▶ Data section
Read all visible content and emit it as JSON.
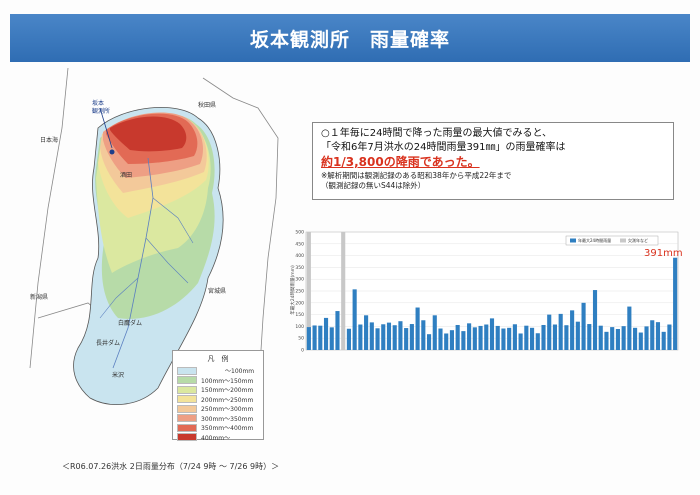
{
  "title": "坂本観測所　雨量確率",
  "map": {
    "callout": [
      "坂本",
      "観測所"
    ],
    "places": [
      {
        "name": "日本海"
      },
      {
        "name": "秋田県"
      },
      {
        "name": "新潟県"
      },
      {
        "name": "宮城県"
      },
      {
        "name": "酒田"
      },
      {
        "name": "長井ダム"
      },
      {
        "name": "白鷹ダム"
      },
      {
        "name": "米沢"
      }
    ]
  },
  "legend": {
    "title": "凡　例",
    "items": [
      {
        "label": "　　　　～100mm",
        "color": "#c9e4ef"
      },
      {
        "label": "100mm～150mm",
        "color": "#b7dba8"
      },
      {
        "label": "150mm～200mm",
        "color": "#dbe8a0"
      },
      {
        "label": "200mm～250mm",
        "color": "#f3e39a"
      },
      {
        "label": "250mm～300mm",
        "color": "#f3c99a"
      },
      {
        "label": "300mm～350mm",
        "color": "#ee9f84"
      },
      {
        "label": "350mm～400mm",
        "color": "#e26a55"
      },
      {
        "label": "400mm～",
        "color": "#c8392d"
      }
    ]
  },
  "caption": "＜R06.07.26洪水 2日雨量分布（7/24 9時 ～ 7/26 9時）＞",
  "textbox": {
    "line1": "○１年毎に24時間で降った雨量の最大値でみると、",
    "line2": "「令和6年7月洪水の24時間雨量391㎜」の雨量確率は",
    "emphasis": "約1/3,800の降雨であった。",
    "note1": "※解析期間は観測記録のある昭和38年から平成22年まで",
    "note2": "（観測記録の無いS44は除外）"
  },
  "chart_data": {
    "type": "bar",
    "ylabel": "年最大24時間雨量(mm)",
    "ylim": [
      0,
      500
    ],
    "yticks": [
      0,
      50,
      100,
      150,
      200,
      250,
      300,
      350,
      400,
      450,
      500
    ],
    "legend": [
      {
        "label": "年最大24時間雨量",
        "color": "#2f7fc1"
      },
      {
        "label": "欠測年など",
        "color": "#c8c8c8"
      }
    ],
    "legend_position": "top-right",
    "annotation": "391mm",
    "highlight_color": "#d9321e",
    "bar_color": "#2f7fc1",
    "missing_color": "#c8c8c8",
    "values": [
      97,
      104,
      103,
      136,
      96,
      165,
      null,
      90,
      257,
      108,
      147,
      117,
      92,
      109,
      116,
      105,
      122,
      93,
      110,
      180,
      126,
      67,
      147,
      91,
      70,
      84,
      106,
      80,
      113,
      96,
      102,
      108,
      134,
      102,
      91,
      94,
      109,
      70,
      103,
      94,
      71,
      106,
      150,
      108,
      153,
      105,
      168,
      120,
      200,
      110,
      254,
      103,
      77,
      97,
      89,
      101,
      184,
      94,
      74,
      100,
      126,
      118,
      77,
      108,
      391
    ],
    "grey_markers": [
      0,
      6
    ]
  }
}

▶ Objective
From the data above, write out everything exactly except the pictures.

▶ Result of the task
Read all visible content and emit it as JSON.
{
  "title": "坂本観測所　雨量確率",
  "map": {
    "callout": [
      "坂本",
      "観測所"
    ],
    "places": [
      {
        "name": "日本海"
      },
      {
        "name": "秋田県"
      },
      {
        "name": "新潟県"
      },
      {
        "name": "宮城県"
      },
      {
        "name": "酒田"
      },
      {
        "name": "長井ダム"
      },
      {
        "name": "白鷹ダム"
      },
      {
        "name": "米沢"
      }
    ]
  },
  "legend": {
    "title": "凡　例",
    "items": [
      {
        "label": "　　　　～100mm",
        "color": "#c9e4ef"
      },
      {
        "label": "100mm～150mm",
        "color": "#b7dba8"
      },
      {
        "label": "150mm～200mm",
        "color": "#dbe8a0"
      },
      {
        "label": "200mm～250mm",
        "color": "#f3e39a"
      },
      {
        "label": "250mm～300mm",
        "color": "#f3c99a"
      },
      {
        "label": "300mm～350mm",
        "color": "#ee9f84"
      },
      {
        "label": "350mm～400mm",
        "color": "#e26a55"
      },
      {
        "label": "400mm～",
        "color": "#c8392d"
      }
    ]
  },
  "caption": "＜R06.07.26洪水 2日雨量分布（7/24 9時 ～ 7/26 9時）＞",
  "textbox": {
    "line1": "○１年毎に24時間で降った雨量の最大値でみると、",
    "line2": "「令和6年7月洪水の24時間雨量391㎜」の雨量確率は",
    "emphasis": "約1/3,800の降雨であった。",
    "note1": "※解析期間は観測記録のある昭和38年から平成22年まで",
    "note2": "（観測記録の無いS44は除外）"
  },
  "chart_data": {
    "type": "bar",
    "ylabel": "年最大24時間雨量(mm)",
    "ylim": [
      0,
      500
    ],
    "yticks": [
      0,
      50,
      100,
      150,
      200,
      250,
      300,
      350,
      400,
      450,
      500
    ],
    "legend": [
      {
        "label": "年最大24時間雨量",
        "color": "#2f7fc1"
      },
      {
        "label": "欠測年など",
        "color": "#c8c8c8"
      }
    ],
    "legend_position": "top-right",
    "annotation": "391mm",
    "highlight_color": "#d9321e",
    "bar_color": "#2f7fc1",
    "missing_color": "#c8c8c8",
    "values": [
      97,
      104,
      103,
      136,
      96,
      165,
      null,
      90,
      257,
      108,
      147,
      117,
      92,
      109,
      116,
      105,
      122,
      93,
      110,
      180,
      126,
      67,
      147,
      91,
      70,
      84,
      106,
      80,
      113,
      96,
      102,
      108,
      134,
      102,
      91,
      94,
      109,
      70,
      103,
      94,
      71,
      106,
      150,
      108,
      153,
      105,
      168,
      120,
      200,
      110,
      254,
      103,
      77,
      97,
      89,
      101,
      184,
      94,
      74,
      100,
      126,
      118,
      77,
      108,
      391
    ],
    "grey_markers": [
      0,
      6
    ]
  }
}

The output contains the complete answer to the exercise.